== What is expected ==
Output the material below unchanged, apart from leaving out the pictures.

=====

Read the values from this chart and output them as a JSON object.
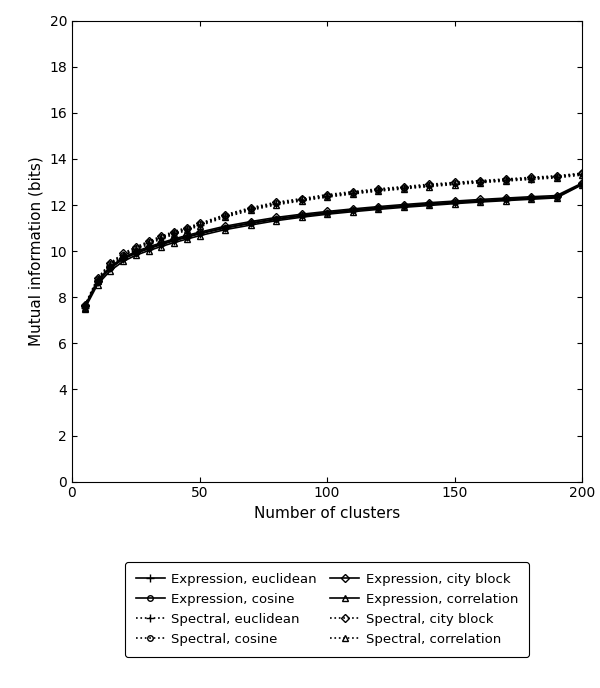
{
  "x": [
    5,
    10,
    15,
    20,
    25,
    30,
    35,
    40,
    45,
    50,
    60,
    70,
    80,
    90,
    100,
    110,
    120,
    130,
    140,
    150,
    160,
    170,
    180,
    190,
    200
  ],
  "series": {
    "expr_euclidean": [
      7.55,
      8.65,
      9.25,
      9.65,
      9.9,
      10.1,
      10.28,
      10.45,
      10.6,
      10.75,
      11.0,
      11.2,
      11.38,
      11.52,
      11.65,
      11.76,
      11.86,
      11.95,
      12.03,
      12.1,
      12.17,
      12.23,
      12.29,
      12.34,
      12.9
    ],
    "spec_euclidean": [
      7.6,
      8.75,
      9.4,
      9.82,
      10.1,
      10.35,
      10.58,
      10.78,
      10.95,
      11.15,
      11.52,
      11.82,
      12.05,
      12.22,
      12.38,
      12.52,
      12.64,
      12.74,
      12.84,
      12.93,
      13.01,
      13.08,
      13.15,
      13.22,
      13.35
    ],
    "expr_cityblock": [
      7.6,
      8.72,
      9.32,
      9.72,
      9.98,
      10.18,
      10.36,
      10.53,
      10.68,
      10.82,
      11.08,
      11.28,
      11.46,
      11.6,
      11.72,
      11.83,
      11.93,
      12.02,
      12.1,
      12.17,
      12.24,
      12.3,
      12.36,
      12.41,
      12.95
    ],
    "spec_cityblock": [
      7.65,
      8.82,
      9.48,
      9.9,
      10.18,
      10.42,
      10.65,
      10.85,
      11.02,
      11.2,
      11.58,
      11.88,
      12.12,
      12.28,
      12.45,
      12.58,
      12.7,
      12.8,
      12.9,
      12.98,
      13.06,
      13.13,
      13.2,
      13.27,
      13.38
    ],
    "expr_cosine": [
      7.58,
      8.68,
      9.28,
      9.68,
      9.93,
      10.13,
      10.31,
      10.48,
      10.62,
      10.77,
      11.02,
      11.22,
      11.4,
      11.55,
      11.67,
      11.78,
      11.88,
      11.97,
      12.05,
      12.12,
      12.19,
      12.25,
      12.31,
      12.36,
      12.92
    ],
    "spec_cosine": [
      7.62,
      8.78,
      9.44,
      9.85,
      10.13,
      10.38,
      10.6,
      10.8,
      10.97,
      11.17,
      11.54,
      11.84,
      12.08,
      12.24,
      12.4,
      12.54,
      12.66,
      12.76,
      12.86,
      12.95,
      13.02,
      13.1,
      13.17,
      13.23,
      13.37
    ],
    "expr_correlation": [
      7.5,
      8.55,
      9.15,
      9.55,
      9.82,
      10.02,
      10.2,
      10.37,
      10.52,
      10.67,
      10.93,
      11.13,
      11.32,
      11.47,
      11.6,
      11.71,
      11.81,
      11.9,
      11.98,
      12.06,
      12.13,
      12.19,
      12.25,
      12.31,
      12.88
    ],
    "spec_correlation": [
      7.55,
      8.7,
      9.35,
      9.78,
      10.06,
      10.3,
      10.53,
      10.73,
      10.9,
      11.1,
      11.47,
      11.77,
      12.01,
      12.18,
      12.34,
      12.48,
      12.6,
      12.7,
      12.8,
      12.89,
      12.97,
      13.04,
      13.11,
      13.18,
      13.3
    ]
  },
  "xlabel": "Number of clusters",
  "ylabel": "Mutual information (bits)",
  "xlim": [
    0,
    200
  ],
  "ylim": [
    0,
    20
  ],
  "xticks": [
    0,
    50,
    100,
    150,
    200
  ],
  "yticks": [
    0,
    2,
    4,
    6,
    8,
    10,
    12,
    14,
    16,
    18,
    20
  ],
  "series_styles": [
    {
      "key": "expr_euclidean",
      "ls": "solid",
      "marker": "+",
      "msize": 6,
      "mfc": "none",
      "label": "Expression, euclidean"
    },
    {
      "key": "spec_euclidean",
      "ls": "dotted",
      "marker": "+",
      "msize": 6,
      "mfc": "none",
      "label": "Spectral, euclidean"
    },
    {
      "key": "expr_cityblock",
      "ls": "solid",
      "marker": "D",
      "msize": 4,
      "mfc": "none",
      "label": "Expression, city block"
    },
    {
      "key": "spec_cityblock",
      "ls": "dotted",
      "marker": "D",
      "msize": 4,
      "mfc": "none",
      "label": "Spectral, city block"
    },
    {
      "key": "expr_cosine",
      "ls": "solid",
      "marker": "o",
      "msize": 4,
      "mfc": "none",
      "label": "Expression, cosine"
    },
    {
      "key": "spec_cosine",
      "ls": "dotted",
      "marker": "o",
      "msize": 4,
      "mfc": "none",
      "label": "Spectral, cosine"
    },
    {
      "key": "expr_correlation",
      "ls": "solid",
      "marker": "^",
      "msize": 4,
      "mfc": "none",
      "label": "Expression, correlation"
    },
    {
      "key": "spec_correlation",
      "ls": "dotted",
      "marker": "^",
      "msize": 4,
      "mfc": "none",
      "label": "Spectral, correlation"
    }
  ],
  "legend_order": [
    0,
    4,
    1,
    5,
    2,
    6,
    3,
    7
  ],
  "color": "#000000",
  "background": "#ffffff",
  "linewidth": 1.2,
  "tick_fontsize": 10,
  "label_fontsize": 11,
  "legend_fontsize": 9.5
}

=====

== The answer ==
Read the values from this chart and output them as a JSON object.
{
  "x": [
    5,
    10,
    15,
    20,
    25,
    30,
    35,
    40,
    45,
    50,
    60,
    70,
    80,
    90,
    100,
    110,
    120,
    130,
    140,
    150,
    160,
    170,
    180,
    190,
    200
  ],
  "series": {
    "expr_euclidean": [
      7.55,
      8.65,
      9.25,
      9.65,
      9.9,
      10.1,
      10.28,
      10.45,
      10.6,
      10.75,
      11.0,
      11.2,
      11.38,
      11.52,
      11.65,
      11.76,
      11.86,
      11.95,
      12.03,
      12.1,
      12.17,
      12.23,
      12.29,
      12.34,
      12.9
    ],
    "spec_euclidean": [
      7.6,
      8.75,
      9.4,
      9.82,
      10.1,
      10.35,
      10.58,
      10.78,
      10.95,
      11.15,
      11.52,
      11.82,
      12.05,
      12.22,
      12.38,
      12.52,
      12.64,
      12.74,
      12.84,
      12.93,
      13.01,
      13.08,
      13.15,
      13.22,
      13.35
    ],
    "expr_cityblock": [
      7.6,
      8.72,
      9.32,
      9.72,
      9.98,
      10.18,
      10.36,
      10.53,
      10.68,
      10.82,
      11.08,
      11.28,
      11.46,
      11.6,
      11.72,
      11.83,
      11.93,
      12.02,
      12.1,
      12.17,
      12.24,
      12.3,
      12.36,
      12.41,
      12.95
    ],
    "spec_cityblock": [
      7.65,
      8.82,
      9.48,
      9.9,
      10.18,
      10.42,
      10.65,
      10.85,
      11.02,
      11.2,
      11.58,
      11.88,
      12.12,
      12.28,
      12.45,
      12.58,
      12.7,
      12.8,
      12.9,
      12.98,
      13.06,
      13.13,
      13.2,
      13.27,
      13.38
    ],
    "expr_cosine": [
      7.58,
      8.68,
      9.28,
      9.68,
      9.93,
      10.13,
      10.31,
      10.48,
      10.62,
      10.77,
      11.02,
      11.22,
      11.4,
      11.55,
      11.67,
      11.78,
      11.88,
      11.97,
      12.05,
      12.12,
      12.19,
      12.25,
      12.31,
      12.36,
      12.92
    ],
    "spec_cosine": [
      7.62,
      8.78,
      9.44,
      9.85,
      10.13,
      10.38,
      10.6,
      10.8,
      10.97,
      11.17,
      11.54,
      11.84,
      12.08,
      12.24,
      12.4,
      12.54,
      12.66,
      12.76,
      12.86,
      12.95,
      13.02,
      13.1,
      13.17,
      13.23,
      13.37
    ],
    "expr_correlation": [
      7.5,
      8.55,
      9.15,
      9.55,
      9.82,
      10.02,
      10.2,
      10.37,
      10.52,
      10.67,
      10.93,
      11.13,
      11.32,
      11.47,
      11.6,
      11.71,
      11.81,
      11.9,
      11.98,
      12.06,
      12.13,
      12.19,
      12.25,
      12.31,
      12.88
    ],
    "spec_correlation": [
      7.55,
      8.7,
      9.35,
      9.78,
      10.06,
      10.3,
      10.53,
      10.73,
      10.9,
      11.1,
      11.47,
      11.77,
      12.01,
      12.18,
      12.34,
      12.48,
      12.6,
      12.7,
      12.8,
      12.89,
      12.97,
      13.04,
      13.11,
      13.18,
      13.3
    ]
  },
  "xlabel": "Number of clusters",
  "ylabel": "Mutual information (bits)",
  "xlim": [
    0,
    200
  ],
  "ylim": [
    0,
    20
  ],
  "xticks": [
    0,
    50,
    100,
    150,
    200
  ],
  "yticks": [
    0,
    2,
    4,
    6,
    8,
    10,
    12,
    14,
    16,
    18,
    20
  ],
  "series_styles": [
    {
      "key": "expr_euclidean",
      "ls": "solid",
      "marker": "+",
      "msize": 6,
      "mfc": "none",
      "label": "Expression, euclidean"
    },
    {
      "key": "spec_euclidean",
      "ls": "dotted",
      "marker": "+",
      "msize": 6,
      "mfc": "none",
      "label": "Spectral, euclidean"
    },
    {
      "key": "expr_cityblock",
      "ls": "solid",
      "marker": "D",
      "msize": 4,
      "mfc": "none",
      "label": "Expression, city block"
    },
    {
      "key": "spec_cityblock",
      "ls": "dotted",
      "marker": "D",
      "msize": 4,
      "mfc": "none",
      "label": "Spectral, city block"
    },
    {
      "key": "expr_cosine",
      "ls": "solid",
      "marker": "o",
      "msize": 4,
      "mfc": "none",
      "label": "Expression, cosine"
    },
    {
      "key": "spec_cosine",
      "ls": "dotted",
      "marker": "o",
      "msize": 4,
      "mfc": "none",
      "label": "Spectral, cosine"
    },
    {
      "key": "expr_correlation",
      "ls": "solid",
      "marker": "^",
      "msize": 4,
      "mfc": "none",
      "label": "Expression, correlation"
    },
    {
      "key": "spec_correlation",
      "ls": "dotted",
      "marker": "^",
      "msize": 4,
      "mfc": "none",
      "label": "Spectral, correlation"
    }
  ],
  "legend_order": [
    0,
    4,
    1,
    5,
    2,
    6,
    3,
    7
  ],
  "color": "#000000",
  "background": "#ffffff",
  "linewidth": 1.2,
  "tick_fontsize": 10,
  "label_fontsize": 11,
  "legend_fontsize": 9.5
}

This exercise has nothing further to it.